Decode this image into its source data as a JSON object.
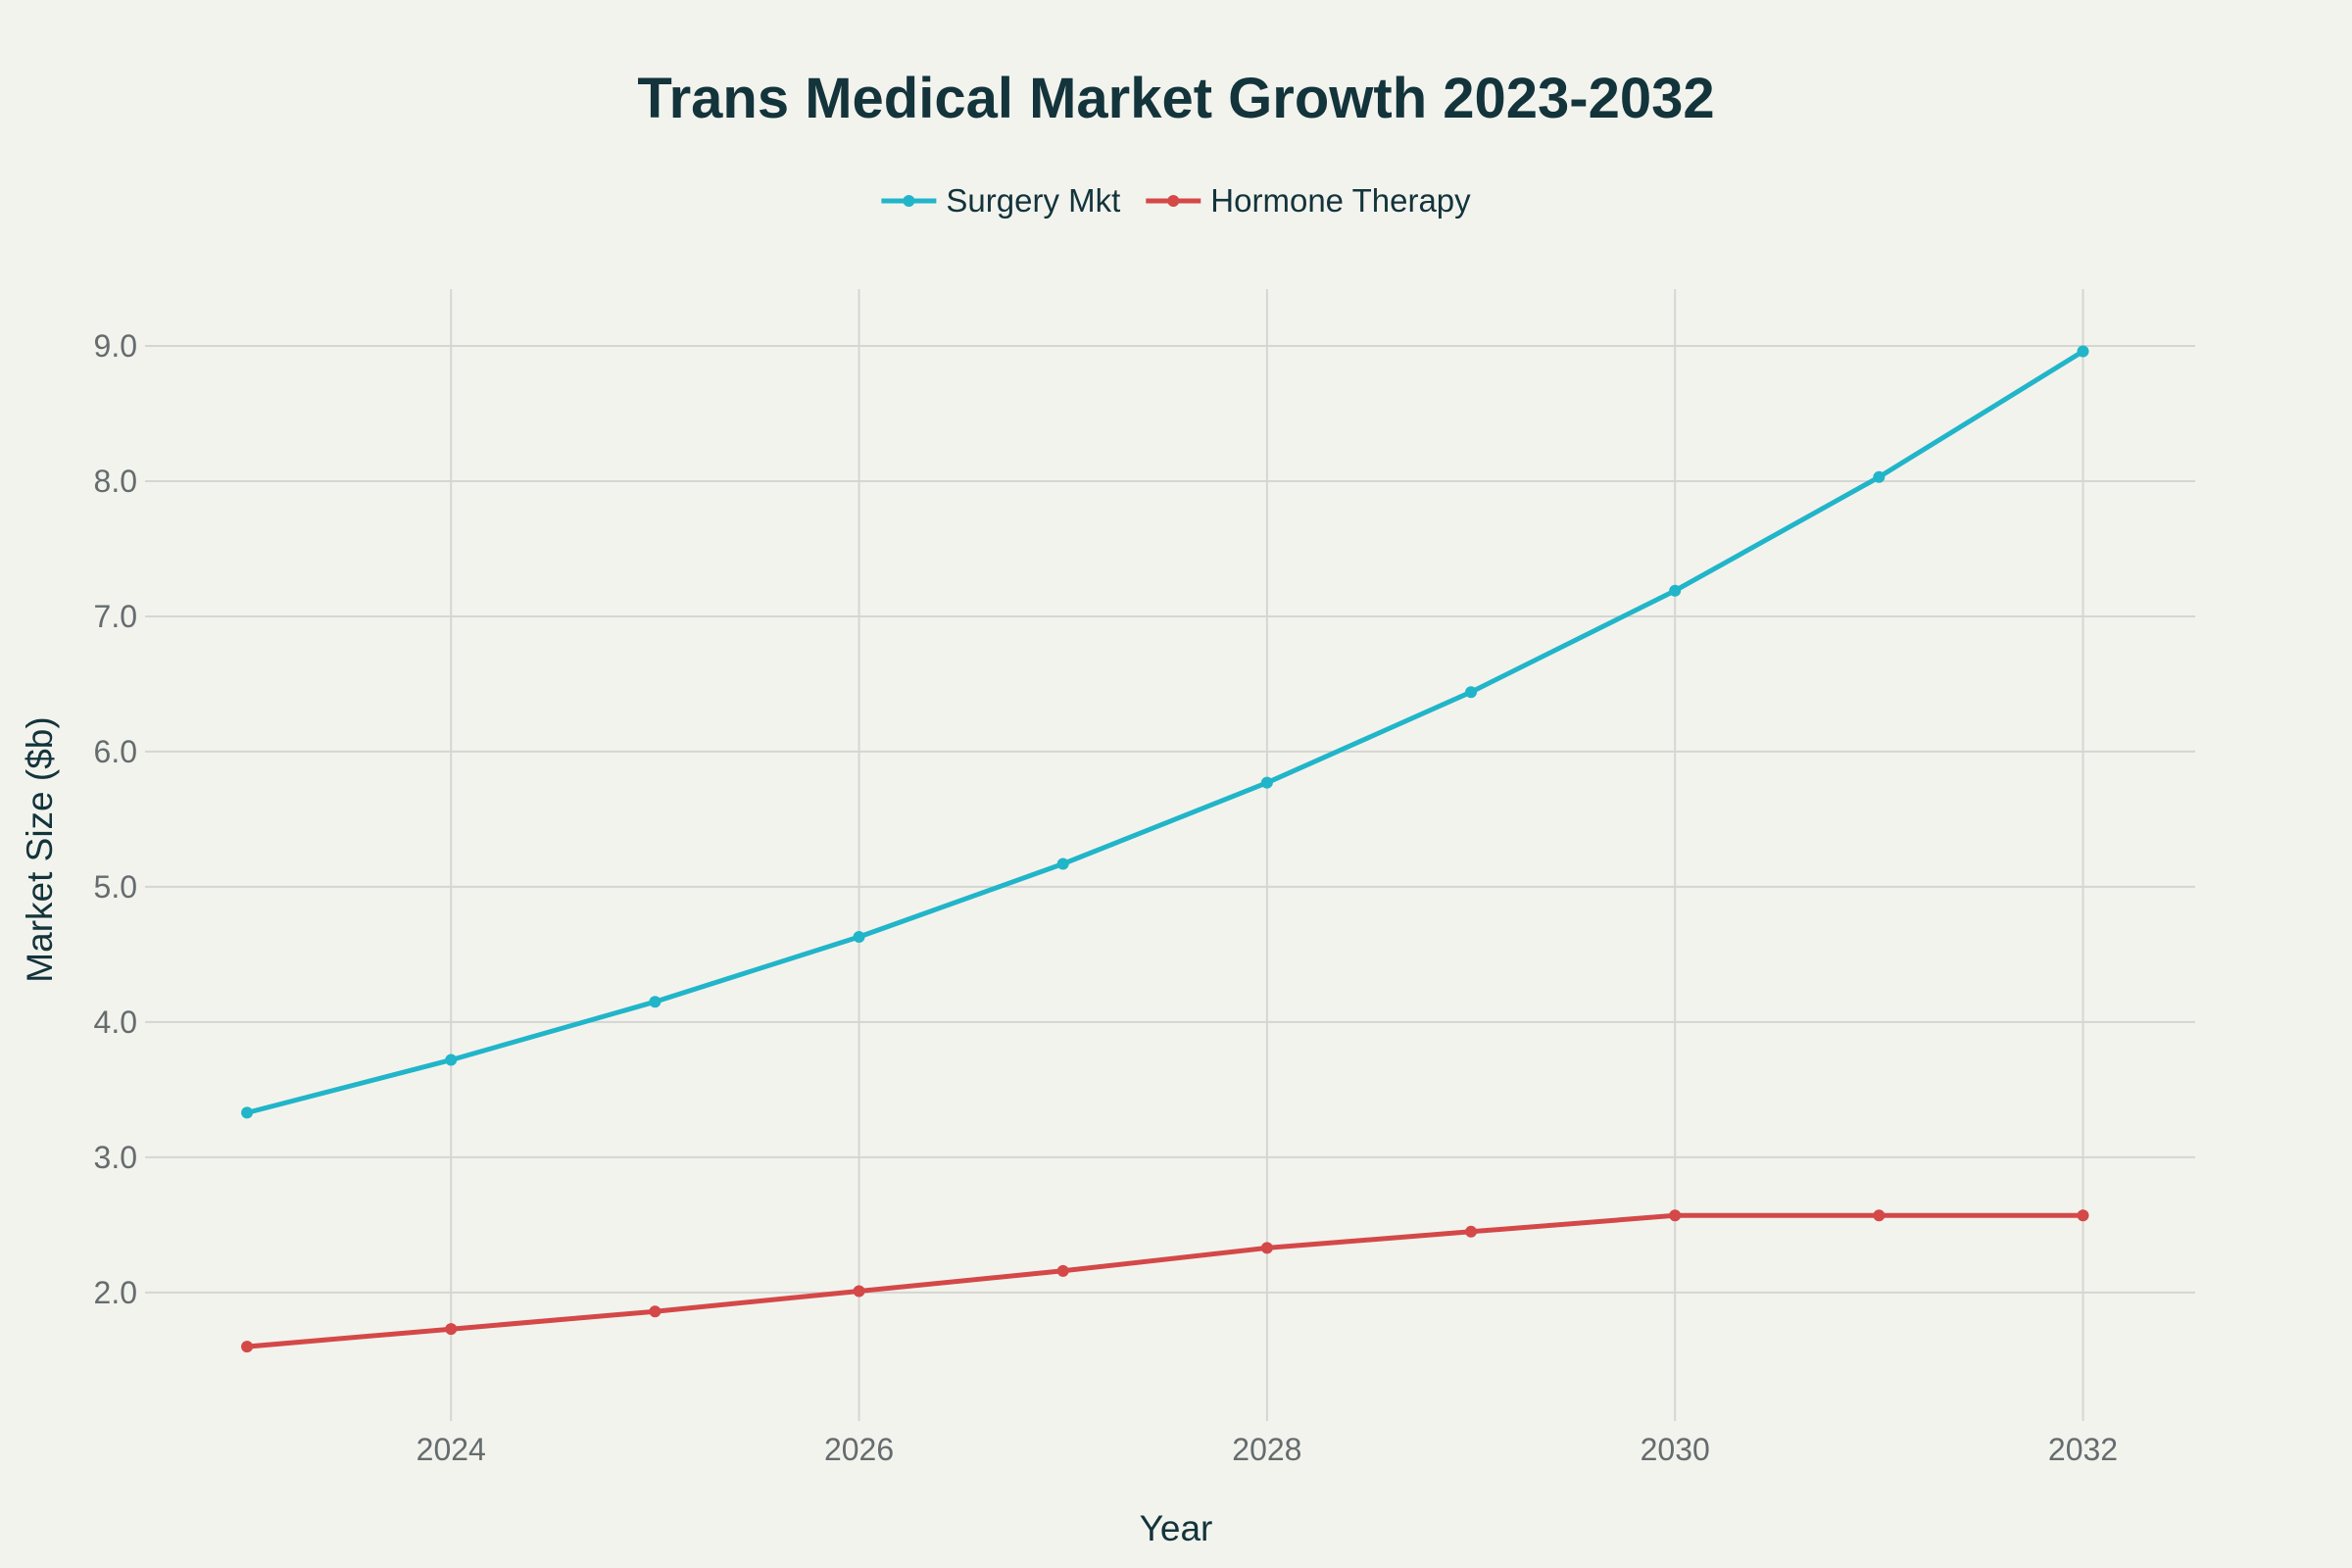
{
  "colors": {
    "background": "#f3f3ee",
    "grid": "#d5d5d3",
    "text": "#13343b",
    "tick_text": "#656c6e"
  },
  "chart_data": {
    "type": "line",
    "title": "Trans Medical Market Growth 2023-2032",
    "xlabel": "Year",
    "ylabel": "Market Size ($b)",
    "x": [
      2023,
      2024,
      2025,
      2026,
      2027,
      2028,
      2029,
      2030,
      2031,
      2032
    ],
    "xlim": [
      2022.5,
      2032.55
    ],
    "ylim": [
      1.05,
      9.42
    ],
    "xticks": [
      2024,
      2026,
      2028,
      2030,
      2032
    ],
    "yticks": [
      2.0,
      3.0,
      4.0,
      5.0,
      6.0,
      7.0,
      8.0,
      9.0
    ],
    "ytick_labels": [
      "2.0",
      "3.0",
      "4.0",
      "5.0",
      "6.0",
      "7.0",
      "8.0",
      "9.0"
    ],
    "grid": true,
    "legend_position": "top-center",
    "series": [
      {
        "name": "Surgery Mkt",
        "color": "#21b5c9",
        "values": [
          3.33,
          3.72,
          4.15,
          4.63,
          5.17,
          5.77,
          6.44,
          7.19,
          8.03,
          8.96
        ]
      },
      {
        "name": "Hormone Therapy",
        "color": "#d44848",
        "values": [
          1.6,
          1.73,
          1.86,
          2.01,
          2.16,
          2.33,
          2.45,
          2.57,
          2.57,
          2.57
        ]
      }
    ]
  }
}
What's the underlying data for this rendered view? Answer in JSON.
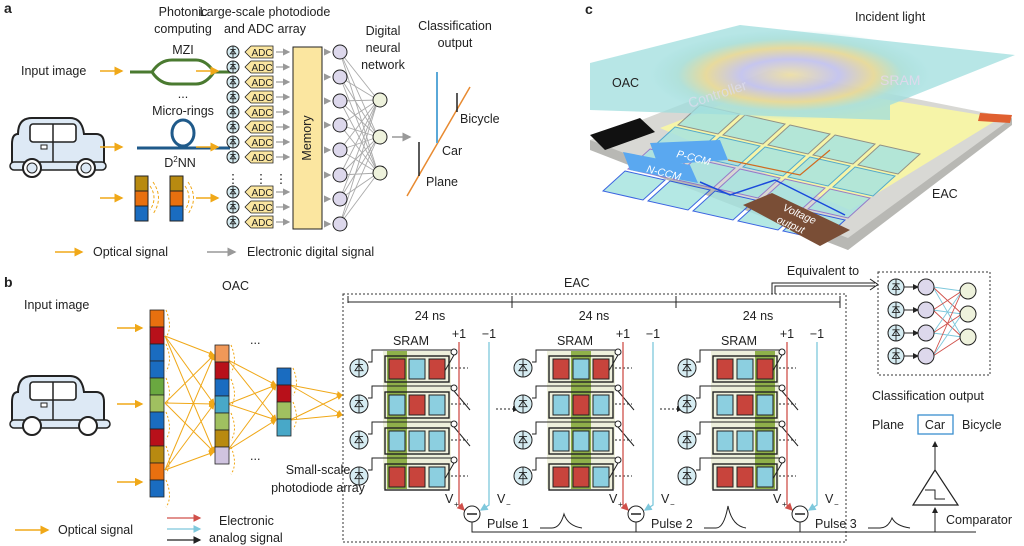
{
  "panel_a": {
    "label": "a",
    "photonic_title": [
      "Photonic",
      "computing"
    ],
    "array_title": [
      "Large-scale photodiode",
      "and ADC array"
    ],
    "dnn_title": [
      "Digital",
      "neural",
      "network"
    ],
    "output_title": [
      "Classification",
      "output"
    ],
    "input_image": "Input image",
    "mzi": "MZI",
    "dots": "...",
    "micro_rings": "Micro-rings",
    "d2nn_prefix": "D",
    "d2nn_sup": "2",
    "d2nn_suffix": "NN",
    "adc_label": "ADC",
    "memory": "Memory",
    "classes": [
      "Bicycle",
      "Car",
      "Plane"
    ],
    "legend_optical": "Optical signal",
    "legend_electronic": "Electronic digital signal"
  },
  "panel_b": {
    "label": "b",
    "input_image": "Input image",
    "oac": "OAC",
    "eac": "EAC",
    "dots": "...",
    "time_labels": [
      "24 ns",
      "24 ns",
      "24 ns"
    ],
    "sram": "SRAM",
    "plus_one": "+1",
    "minus_one": "−1",
    "v_plus": "V",
    "v_plus_sub": "+",
    "v_minus": "V",
    "v_minus_sub": "−",
    "pulses": [
      "Pulse 1",
      "Pulse 2",
      "Pulse 3"
    ],
    "small_scale": [
      "Small-scale",
      "photodiode array"
    ],
    "equivalent_to": "Equivalent to",
    "classification_output": "Classification output",
    "classes": [
      "Plane",
      "Car",
      "Bicycle"
    ],
    "selected_class": "Car",
    "comparator": "Comparator",
    "legend_optical": "Optical signal",
    "legend_electronic": [
      "Electronic",
      "analog signal"
    ],
    "sram_patterns": [
      [
        [
          "r",
          "c",
          "r"
        ],
        [
          "c",
          "r",
          "c"
        ],
        [
          "c",
          "c",
          "c"
        ],
        [
          "r",
          "r",
          "c"
        ]
      ]
    ],
    "highlighted_columns": [
      0,
      1,
      2
    ]
  },
  "panel_c": {
    "label": "c",
    "incident_light": "Incident light",
    "oac": "OAC",
    "eac": "EAC",
    "controller": "Controller",
    "sram": "SRAM",
    "p_ccm": "P-CCM",
    "n_ccm": "N-CCM",
    "voltage_output": [
      "Voltage",
      "output"
    ]
  },
  "colors": {
    "optical": "#f0a818",
    "electronic_digital": "#999999",
    "positive": "#d0504a",
    "negative": "#7ec8dc",
    "sram_red": "#c8443c",
    "sram_blue": "#8ccfe0",
    "memory": "#fbe6a0",
    "neuron": "#ddd8ec",
    "output_neuron": "#eef2dc",
    "car_body": "#dde9f5",
    "highlight_green": "#8fb04a"
  }
}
+ + + +
WHAT YOU ARE ASKED TO DO: Scan the data above and copy every line with "photodiode" in it.

SOLUTION FOR THIS TASK:
      "Large-scale photodiode",
      "photodiode array"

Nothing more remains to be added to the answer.